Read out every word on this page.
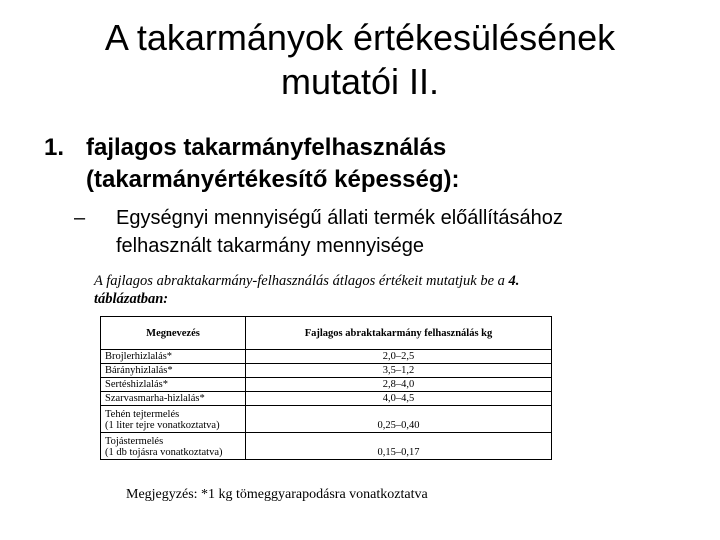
A takarmányok értékesülésének
mutatói II.
1. fajlagos takarmányfelhasználás
(takarmányértékesítő képesség):
– Egységnyi mennyiségű állati termék előállításához
felhasznált takarmány mennyisége
A fajlagos abraktakarmány-felhasználás átlagos értékeit mutatjuk be a 4.
táblázatban:
Megnevezés	Fajlagos abraktakarmány felhasználás kg
Brojlerhizlalás*	2,0–2,5
Bárányhizlalás*	3,5–1,2
Sertéshizlalás*	2,8–4,0
Szarvasmarha-hizlalás*	4,0–4,5
Tehén tejtermelés
(1 liter tejre vonatkoztatva)	0,25–0,40
Tojástermelés
(1 db tojásra vonatkoztatva)	0,15–0,17
Megjegyzés: *1 kg tömeggyarapodásra vonatkoztatva
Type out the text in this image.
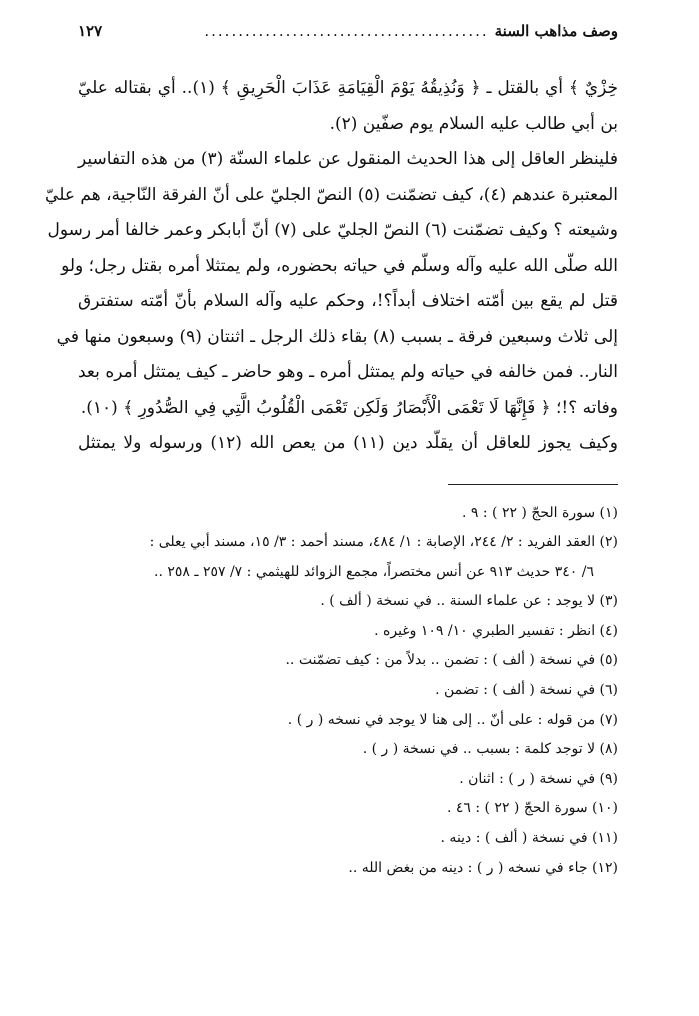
وصف مذاهب السنة
..........................................
١٢٧
خِزْيٌ ﴾ أي بالقتل ـ ﴿ وَنُذِيقُهُ يَوْمَ الْقِيَامَةِ عَذَابَ الْحَرِيقِ ﴾ (١).. أي بقتاله عليّ
بن أبي طالب عليه السلام يوم صفّين (٢).
فلينظر العاقل إلى هذا الحديث المنقول عن علماء السنّة (٣) من هذه التفاسير
المعتبرة عندهم (٤)، كيف تضمّنت (٥) النصّ الجليّ على أنّ الفرقة النّاجية، هم عليّ
وشيعته ؟ وكيف تضمّنت (٦) النصّ الجليّ على (٧) أنّ أبابكر وعمر خالفا أمر رسول
الله صلّى الله عليه وآله وسلّم في حياته بحضوره، ولم يمتثلا أمره بقتل رجل؛ ولو
قتل لم يقع بين أمّته اختلاف أبداً؟!، وحكم عليه وآله السلام بأنّ أمّته ستفترق
إلى ثلاث وسبعين فرقة ـ بسبب (٨) بقاء ذلك الرجل ـ اثنتان (٩) وسبعون منها في
النار.. فمن خالفه في حياته ولم يمتثل أمره ـ وهو حاضر ـ كيف يمتثل أمره بعد
وفاته ؟!؛ ﴿ فَإِنَّهَا لَا تَعْمَى الْأَبْصَارُ وَلَكِن تَعْمَى الْقُلُوبُ الَّتِي فِي الصُّدُورِ ﴾ (١٠).
وكيف يجوز للعاقل أن يقلّد دين (١١) من يعص الله (١٢) ورسوله ولا يمتثل
(١) سورة الحجّ ( ٢٢ ) : ٩ .
(٢) العقد الفريد : ٢/ ٢٤٤، الإصابة : ١/ ٤٨٤، مسند أحمد : ٣/ ١٥، مسند أبي يعلى :
٦/ ٣٤٠ حديث ٩١٣ عن أنس مختصراً، مجمع الزوائد للهيثمي : ٧/ ٢٥٧ ـ ٢٥٨ ..
(٣) لا يوجد : عن علماء السنة .. في نسخة ( ألف ) .
(٤) انظر : تفسير الطبري ١٠/ ١٠٩ وغيره .
(٥) في نسخة ( ألف ) : تضمن .. بدلاً من : كيف تضمّنت ..
(٦) في نسخة ( ألف ) : تضمن .
(٧) من قوله : على أنّ .. إلى هنا لا يوجد في نسخه ( ر ) .
(٨) لا توجد كلمة : بسبب .. في نسخة ( ر ) .
(٩) في نسخة ( ر ) : اثنان .
(١٠) سورة الحجّ ( ٢٢ ) : ٤٦ .
(١١) في نسخة ( ألف ) : دينه .
(١٢) جاء في نسخه ( ر ) : دينه من بغض الله ..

• • • • •

## Objective
Every entry must be written out exactly, with all pictures left out.

## Solution to this exercise
Read out every word on this page.
A takarmányok értékesülésének
mutatói II.
1. fajlagos takarmányfelhasználás
(takarmányértékesítő képesség):
– Egységnyi mennyiségű állati termék előállításához
felhasznált takarmány mennyisége
A fajlagos abraktakarmány-felhasználás átlagos értékeit mutatjuk be a 4.
táblázatban:
Megnevezés	Fajlagos abraktakarmány felhasználás kg
Brojlerhizlalás*	2,0–2,5
Bárányhizlalás*	3,5–1,2
Sertéshizlalás*	2,8–4,0
Szarvasmarha-hizlalás*	4,0–4,5
Tehén tejtermelés
(1 liter tejre vonatkoztatva)	0,25–0,40
Tojástermelés
(1 db tojásra vonatkoztatva)	0,15–0,17
Megjegyzés: *1 kg tömeggyarapodásra vonatkoztatva
Type out the text in this image.
وصف مذاهب السنة
..........................................
١٢٧
خِزْيٌ ﴾ أي بالقتل ـ ﴿ وَنُذِيقُهُ يَوْمَ الْقِيَامَةِ عَذَابَ الْحَرِيقِ ﴾ (١).. أي بقتاله عليّ
بن أبي طالب عليه السلام يوم صفّين (٢).
فلينظر العاقل إلى هذا الحديث المنقول عن علماء السنّة (٣) من هذه التفاسير
المعتبرة عندهم (٤)، كيف تضمّنت (٥) النصّ الجليّ على أنّ الفرقة النّاجية، هم عليّ
وشيعته ؟ وكيف تضمّنت (٦) النصّ الجليّ على (٧) أنّ أبابكر وعمر خالفا أمر رسول
الله صلّى الله عليه وآله وسلّم في حياته بحضوره، ولم يمتثلا أمره بقتل رجل؛ ولو
قتل لم يقع بين أمّته اختلاف أبداً؟!، وحكم عليه وآله السلام بأنّ أمّته ستفترق
إلى ثلاث وسبعين فرقة ـ بسبب (٨) بقاء ذلك الرجل ـ اثنتان (٩) وسبعون منها في
النار.. فمن خالفه في حياته ولم يمتثل أمره ـ وهو حاضر ـ كيف يمتثل أمره بعد
وفاته ؟!؛ ﴿ فَإِنَّهَا لَا تَعْمَى الْأَبْصَارُ وَلَكِن تَعْمَى الْقُلُوبُ الَّتِي فِي الصُّدُورِ ﴾ (١٠).
وكيف يجوز للعاقل أن يقلّد دين (١١) من يعص الله (١٢) ورسوله ولا يمتثل
(١) سورة الحجّ ( ٢٢ ) : ٩ .
(٢) العقد الفريد : ٢/ ٢٤٤، الإصابة : ١/ ٤٨٤، مسند أحمد : ٣/ ١٥، مسند أبي يعلى :
٦/ ٣٤٠ حديث ٩١٣ عن أنس مختصراً، مجمع الزوائد للهيثمي : ٧/ ٢٥٧ ـ ٢٥٨ ..
(٣) لا يوجد : عن علماء السنة .. في نسخة ( ألف ) .
(٤) انظر : تفسير الطبري ١٠/ ١٠٩ وغيره .
(٥) في نسخة ( ألف ) : تضمن .. بدلاً من : كيف تضمّنت ..
(٦) في نسخة ( ألف ) : تضمن .
(٧) من قوله : على أنّ .. إلى هنا لا يوجد في نسخه ( ر ) .
(٨) لا توجد كلمة : بسبب .. في نسخة ( ر ) .
(٩) في نسخة ( ر ) : اثنان .
(١٠) سورة الحجّ ( ٢٢ ) : ٤٦ .
(١١) في نسخة ( ألف ) : دينه .
(١٢) جاء في نسخه ( ر ) : دينه من بغض الله ..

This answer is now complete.